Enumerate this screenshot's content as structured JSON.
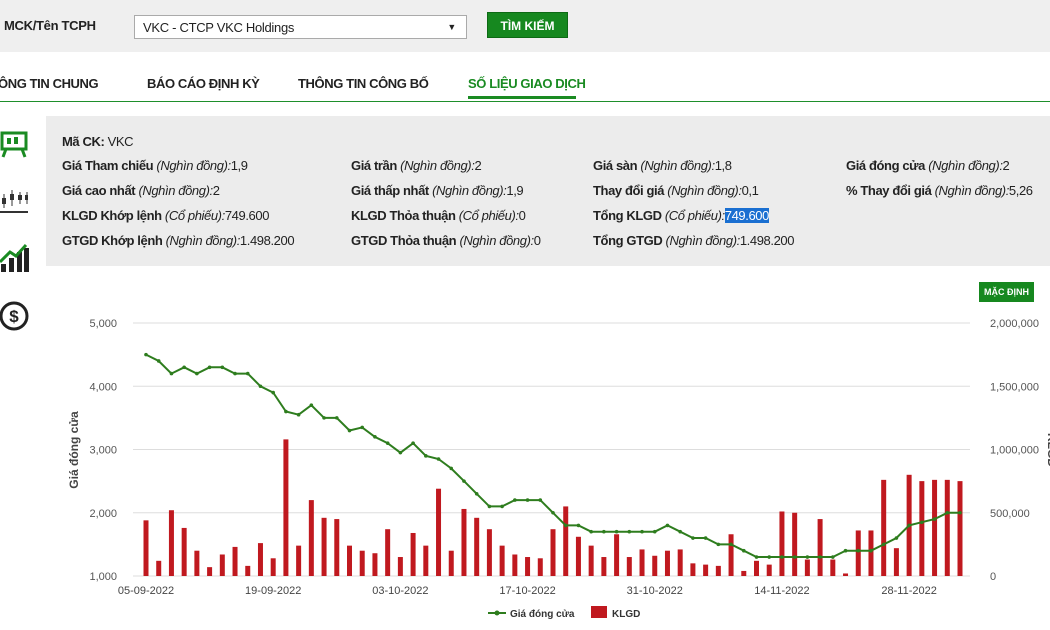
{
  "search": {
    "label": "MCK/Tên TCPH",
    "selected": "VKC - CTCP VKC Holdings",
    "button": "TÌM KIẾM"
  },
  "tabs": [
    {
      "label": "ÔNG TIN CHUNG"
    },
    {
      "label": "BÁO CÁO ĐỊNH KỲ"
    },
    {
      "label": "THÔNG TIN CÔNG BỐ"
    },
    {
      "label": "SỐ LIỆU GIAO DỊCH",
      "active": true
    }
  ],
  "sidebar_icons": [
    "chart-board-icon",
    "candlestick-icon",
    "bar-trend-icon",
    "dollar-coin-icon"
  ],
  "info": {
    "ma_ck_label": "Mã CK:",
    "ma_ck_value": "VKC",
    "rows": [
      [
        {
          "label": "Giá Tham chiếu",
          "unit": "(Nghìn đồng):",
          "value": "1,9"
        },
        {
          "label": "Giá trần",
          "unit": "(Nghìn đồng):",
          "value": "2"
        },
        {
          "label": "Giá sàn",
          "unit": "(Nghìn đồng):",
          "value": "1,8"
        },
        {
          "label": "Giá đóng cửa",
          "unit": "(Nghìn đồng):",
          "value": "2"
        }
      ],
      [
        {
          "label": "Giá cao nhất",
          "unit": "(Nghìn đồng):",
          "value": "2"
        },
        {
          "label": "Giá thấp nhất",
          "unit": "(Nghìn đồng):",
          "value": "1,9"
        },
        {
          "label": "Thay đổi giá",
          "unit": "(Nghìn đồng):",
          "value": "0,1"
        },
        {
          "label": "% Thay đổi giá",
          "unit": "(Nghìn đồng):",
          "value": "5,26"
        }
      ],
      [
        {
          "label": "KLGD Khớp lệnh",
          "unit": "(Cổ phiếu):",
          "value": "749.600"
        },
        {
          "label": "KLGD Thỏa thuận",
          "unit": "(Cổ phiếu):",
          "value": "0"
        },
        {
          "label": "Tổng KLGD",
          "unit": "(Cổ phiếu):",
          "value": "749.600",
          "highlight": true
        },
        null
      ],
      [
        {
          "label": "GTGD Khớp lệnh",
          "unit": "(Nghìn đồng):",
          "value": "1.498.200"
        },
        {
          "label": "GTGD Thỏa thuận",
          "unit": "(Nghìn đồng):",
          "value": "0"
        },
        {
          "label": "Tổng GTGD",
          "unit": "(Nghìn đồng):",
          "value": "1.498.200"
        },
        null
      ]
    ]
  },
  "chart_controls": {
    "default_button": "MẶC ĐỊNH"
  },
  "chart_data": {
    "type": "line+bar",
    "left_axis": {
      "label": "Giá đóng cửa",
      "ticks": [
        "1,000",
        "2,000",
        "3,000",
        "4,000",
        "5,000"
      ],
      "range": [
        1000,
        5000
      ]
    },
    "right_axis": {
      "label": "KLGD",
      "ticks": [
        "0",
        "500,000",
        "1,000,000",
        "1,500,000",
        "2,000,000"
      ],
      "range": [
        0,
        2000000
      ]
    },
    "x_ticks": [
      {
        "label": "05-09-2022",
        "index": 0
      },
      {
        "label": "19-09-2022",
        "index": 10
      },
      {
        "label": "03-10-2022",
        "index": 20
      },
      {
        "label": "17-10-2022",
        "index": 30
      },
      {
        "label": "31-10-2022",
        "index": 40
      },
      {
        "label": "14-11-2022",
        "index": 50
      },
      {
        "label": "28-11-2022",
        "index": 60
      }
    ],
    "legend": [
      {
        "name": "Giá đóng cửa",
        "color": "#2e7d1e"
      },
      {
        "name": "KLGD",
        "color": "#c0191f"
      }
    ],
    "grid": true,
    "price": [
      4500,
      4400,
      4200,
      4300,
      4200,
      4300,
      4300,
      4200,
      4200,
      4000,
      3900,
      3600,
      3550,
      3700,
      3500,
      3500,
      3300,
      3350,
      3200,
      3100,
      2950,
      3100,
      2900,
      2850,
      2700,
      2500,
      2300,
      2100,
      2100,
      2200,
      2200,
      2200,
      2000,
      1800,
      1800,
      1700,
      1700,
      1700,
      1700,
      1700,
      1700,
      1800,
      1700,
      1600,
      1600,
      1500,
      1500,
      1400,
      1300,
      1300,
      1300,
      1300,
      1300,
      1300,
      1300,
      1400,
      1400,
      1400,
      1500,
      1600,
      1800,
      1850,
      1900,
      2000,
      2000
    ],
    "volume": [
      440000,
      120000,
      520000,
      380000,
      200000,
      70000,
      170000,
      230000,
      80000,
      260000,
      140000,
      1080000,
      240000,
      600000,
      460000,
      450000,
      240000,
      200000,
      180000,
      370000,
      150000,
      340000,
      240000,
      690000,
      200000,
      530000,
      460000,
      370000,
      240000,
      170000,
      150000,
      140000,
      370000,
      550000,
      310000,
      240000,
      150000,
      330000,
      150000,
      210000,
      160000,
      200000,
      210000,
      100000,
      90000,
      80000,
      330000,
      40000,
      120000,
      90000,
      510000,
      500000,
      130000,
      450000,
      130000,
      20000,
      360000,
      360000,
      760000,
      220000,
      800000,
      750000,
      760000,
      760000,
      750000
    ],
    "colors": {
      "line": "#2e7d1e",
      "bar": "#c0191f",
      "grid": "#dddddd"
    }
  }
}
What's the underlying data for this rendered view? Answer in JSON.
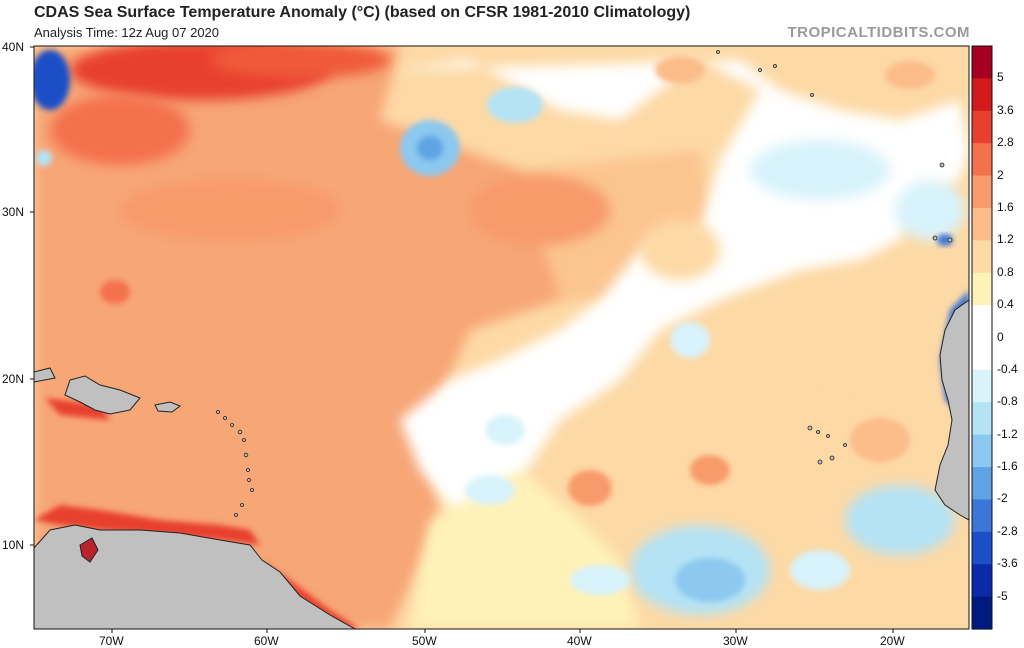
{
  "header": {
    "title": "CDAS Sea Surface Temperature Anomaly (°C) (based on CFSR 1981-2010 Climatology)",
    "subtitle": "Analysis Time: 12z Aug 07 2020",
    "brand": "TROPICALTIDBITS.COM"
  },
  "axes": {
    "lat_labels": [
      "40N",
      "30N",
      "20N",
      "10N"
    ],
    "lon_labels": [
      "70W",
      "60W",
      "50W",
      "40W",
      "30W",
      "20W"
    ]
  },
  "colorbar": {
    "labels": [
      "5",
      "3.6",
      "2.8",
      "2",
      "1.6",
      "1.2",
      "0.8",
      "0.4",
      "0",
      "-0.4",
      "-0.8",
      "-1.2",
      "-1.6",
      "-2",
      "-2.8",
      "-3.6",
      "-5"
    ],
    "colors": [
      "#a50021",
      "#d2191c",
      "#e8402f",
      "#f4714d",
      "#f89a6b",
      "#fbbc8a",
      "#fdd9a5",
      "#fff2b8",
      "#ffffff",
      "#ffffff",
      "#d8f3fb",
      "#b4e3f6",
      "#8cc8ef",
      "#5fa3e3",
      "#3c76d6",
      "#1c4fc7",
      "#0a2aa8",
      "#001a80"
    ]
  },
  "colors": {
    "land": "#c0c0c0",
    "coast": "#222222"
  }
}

**Job:**
Write only the number of lines in the records that include the word "thuận".

**Result for this exercise:**
2